Some records
--- begin ---
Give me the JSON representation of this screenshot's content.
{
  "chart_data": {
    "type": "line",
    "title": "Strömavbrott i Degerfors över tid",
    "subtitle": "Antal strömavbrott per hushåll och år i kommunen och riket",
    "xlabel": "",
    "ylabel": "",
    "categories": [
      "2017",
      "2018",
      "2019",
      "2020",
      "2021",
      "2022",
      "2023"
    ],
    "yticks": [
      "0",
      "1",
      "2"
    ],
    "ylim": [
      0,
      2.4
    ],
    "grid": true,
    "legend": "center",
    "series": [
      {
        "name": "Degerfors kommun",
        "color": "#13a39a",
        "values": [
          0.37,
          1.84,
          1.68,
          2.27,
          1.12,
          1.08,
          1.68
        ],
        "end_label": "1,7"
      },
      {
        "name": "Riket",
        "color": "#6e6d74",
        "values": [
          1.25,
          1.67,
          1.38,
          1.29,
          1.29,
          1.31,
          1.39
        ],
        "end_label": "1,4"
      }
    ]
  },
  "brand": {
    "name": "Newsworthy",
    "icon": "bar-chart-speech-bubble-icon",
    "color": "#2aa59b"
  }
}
--- end ---
--- begin ---
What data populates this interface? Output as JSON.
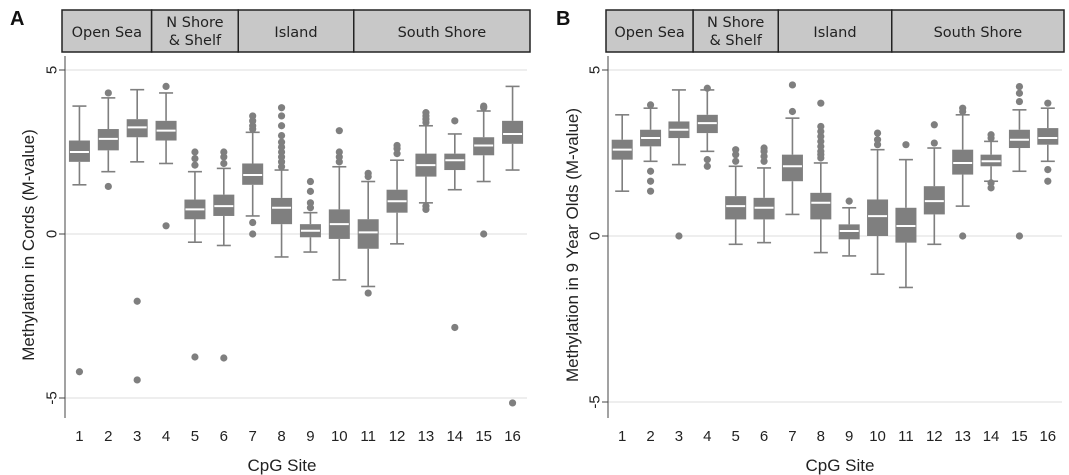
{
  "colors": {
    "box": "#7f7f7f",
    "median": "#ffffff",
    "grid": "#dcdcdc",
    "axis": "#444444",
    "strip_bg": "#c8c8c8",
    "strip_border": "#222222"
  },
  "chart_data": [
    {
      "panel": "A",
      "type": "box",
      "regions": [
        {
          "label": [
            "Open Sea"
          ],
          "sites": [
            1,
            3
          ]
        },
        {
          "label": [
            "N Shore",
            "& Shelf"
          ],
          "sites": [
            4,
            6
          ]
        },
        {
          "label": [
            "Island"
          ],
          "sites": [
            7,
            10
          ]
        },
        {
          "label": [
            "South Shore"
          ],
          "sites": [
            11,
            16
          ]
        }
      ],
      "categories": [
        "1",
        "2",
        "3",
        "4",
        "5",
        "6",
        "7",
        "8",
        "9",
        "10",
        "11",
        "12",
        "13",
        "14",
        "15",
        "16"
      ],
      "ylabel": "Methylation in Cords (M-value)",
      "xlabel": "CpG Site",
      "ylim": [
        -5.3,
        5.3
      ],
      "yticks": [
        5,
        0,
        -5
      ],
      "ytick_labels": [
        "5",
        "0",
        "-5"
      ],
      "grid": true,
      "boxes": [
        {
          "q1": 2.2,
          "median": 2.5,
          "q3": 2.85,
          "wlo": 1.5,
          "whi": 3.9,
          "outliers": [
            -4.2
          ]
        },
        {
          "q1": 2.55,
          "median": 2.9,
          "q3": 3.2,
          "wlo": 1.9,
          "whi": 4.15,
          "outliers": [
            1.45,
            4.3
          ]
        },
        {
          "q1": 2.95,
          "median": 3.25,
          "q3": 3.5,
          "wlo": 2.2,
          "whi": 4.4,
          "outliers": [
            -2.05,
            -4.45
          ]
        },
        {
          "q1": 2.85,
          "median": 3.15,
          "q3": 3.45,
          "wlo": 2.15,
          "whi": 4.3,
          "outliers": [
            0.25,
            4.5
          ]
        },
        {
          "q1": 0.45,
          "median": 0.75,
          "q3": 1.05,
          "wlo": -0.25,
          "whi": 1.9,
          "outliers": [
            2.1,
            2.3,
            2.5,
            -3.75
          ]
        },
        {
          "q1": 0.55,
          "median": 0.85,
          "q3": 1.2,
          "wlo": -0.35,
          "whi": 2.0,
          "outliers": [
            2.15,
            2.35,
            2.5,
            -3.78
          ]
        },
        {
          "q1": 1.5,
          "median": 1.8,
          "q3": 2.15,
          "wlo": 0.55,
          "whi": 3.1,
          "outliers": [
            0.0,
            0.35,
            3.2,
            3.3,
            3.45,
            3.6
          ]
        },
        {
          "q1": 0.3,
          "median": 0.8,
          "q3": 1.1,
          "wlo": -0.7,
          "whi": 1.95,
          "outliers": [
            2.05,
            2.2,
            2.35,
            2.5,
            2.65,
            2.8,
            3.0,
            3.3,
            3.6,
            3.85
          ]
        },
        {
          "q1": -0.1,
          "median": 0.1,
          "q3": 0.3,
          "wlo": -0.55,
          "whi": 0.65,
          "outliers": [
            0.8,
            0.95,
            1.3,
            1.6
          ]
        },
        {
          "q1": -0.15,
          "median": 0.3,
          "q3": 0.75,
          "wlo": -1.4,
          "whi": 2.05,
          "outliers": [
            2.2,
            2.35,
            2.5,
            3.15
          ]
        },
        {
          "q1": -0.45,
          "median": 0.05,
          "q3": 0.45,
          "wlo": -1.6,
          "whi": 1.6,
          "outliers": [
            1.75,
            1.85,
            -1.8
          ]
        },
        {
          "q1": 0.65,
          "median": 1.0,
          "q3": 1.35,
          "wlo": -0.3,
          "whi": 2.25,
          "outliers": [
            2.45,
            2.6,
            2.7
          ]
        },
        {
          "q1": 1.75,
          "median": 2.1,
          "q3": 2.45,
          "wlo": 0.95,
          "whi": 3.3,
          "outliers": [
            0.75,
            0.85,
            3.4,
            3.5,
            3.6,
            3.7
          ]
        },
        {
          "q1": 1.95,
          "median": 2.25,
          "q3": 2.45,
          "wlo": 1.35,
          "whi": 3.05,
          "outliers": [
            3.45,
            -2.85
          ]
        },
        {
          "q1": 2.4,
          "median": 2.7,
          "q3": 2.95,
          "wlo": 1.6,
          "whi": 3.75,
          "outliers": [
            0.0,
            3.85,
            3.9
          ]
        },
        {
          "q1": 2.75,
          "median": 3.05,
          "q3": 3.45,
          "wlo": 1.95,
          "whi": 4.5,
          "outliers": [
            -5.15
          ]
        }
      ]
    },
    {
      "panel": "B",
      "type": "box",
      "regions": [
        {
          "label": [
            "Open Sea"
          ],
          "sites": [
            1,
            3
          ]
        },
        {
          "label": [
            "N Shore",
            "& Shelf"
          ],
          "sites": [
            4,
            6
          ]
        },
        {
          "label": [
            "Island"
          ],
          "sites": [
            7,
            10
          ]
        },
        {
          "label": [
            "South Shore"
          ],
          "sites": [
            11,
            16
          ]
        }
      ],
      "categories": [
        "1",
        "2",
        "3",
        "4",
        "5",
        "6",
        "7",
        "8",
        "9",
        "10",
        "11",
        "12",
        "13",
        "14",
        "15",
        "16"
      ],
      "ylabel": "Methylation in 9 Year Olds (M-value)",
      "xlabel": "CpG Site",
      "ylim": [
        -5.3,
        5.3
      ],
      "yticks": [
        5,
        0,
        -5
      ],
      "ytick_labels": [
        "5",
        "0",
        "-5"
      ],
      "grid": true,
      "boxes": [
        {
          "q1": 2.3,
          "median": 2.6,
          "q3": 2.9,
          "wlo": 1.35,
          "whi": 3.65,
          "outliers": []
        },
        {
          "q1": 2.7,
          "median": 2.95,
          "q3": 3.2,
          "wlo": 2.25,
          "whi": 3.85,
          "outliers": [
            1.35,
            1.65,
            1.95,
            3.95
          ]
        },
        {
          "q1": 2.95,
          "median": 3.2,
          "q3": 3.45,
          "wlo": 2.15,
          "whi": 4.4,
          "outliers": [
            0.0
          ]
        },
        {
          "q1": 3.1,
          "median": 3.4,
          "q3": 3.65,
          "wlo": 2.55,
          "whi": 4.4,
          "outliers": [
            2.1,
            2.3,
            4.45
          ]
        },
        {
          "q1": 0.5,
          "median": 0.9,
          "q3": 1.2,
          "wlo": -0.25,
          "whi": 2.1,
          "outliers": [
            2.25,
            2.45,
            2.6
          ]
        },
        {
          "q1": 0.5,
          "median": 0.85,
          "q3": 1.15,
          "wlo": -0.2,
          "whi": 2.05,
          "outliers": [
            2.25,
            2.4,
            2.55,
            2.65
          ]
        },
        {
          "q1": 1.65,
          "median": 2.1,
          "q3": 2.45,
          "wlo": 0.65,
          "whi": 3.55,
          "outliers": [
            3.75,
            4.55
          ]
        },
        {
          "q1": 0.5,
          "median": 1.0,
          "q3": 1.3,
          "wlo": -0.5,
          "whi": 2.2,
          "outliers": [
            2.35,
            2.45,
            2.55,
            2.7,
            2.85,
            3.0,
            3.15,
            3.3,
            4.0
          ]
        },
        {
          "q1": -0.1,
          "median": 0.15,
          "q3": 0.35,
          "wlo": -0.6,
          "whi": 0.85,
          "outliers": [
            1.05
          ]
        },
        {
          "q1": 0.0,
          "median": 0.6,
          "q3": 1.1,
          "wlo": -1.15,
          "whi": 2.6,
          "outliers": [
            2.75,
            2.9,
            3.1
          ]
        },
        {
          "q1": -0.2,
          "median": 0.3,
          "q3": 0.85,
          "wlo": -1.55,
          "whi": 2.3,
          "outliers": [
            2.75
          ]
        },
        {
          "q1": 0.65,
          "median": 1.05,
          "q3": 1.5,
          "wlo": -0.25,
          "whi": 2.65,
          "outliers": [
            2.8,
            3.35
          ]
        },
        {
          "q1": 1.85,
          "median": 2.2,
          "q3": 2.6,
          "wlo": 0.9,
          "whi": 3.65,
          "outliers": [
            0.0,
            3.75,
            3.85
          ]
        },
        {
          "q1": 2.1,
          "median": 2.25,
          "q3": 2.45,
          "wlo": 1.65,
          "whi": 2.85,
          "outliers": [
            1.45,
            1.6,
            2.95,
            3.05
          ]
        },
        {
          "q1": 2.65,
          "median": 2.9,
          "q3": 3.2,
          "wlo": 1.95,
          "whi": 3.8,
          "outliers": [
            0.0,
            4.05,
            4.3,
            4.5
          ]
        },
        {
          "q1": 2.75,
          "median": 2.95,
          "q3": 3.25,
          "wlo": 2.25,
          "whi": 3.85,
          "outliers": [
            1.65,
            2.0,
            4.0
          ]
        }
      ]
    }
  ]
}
--- end ---
## [What the task asks]
Collect from the data above every line that includes "ylabel".

## [Answer to the task]
    "ylabel": "",
      "ylabel": "Methylation in Cords (M-value)",
      "ylabel": "Methylation in 9 Year Olds (M-value)",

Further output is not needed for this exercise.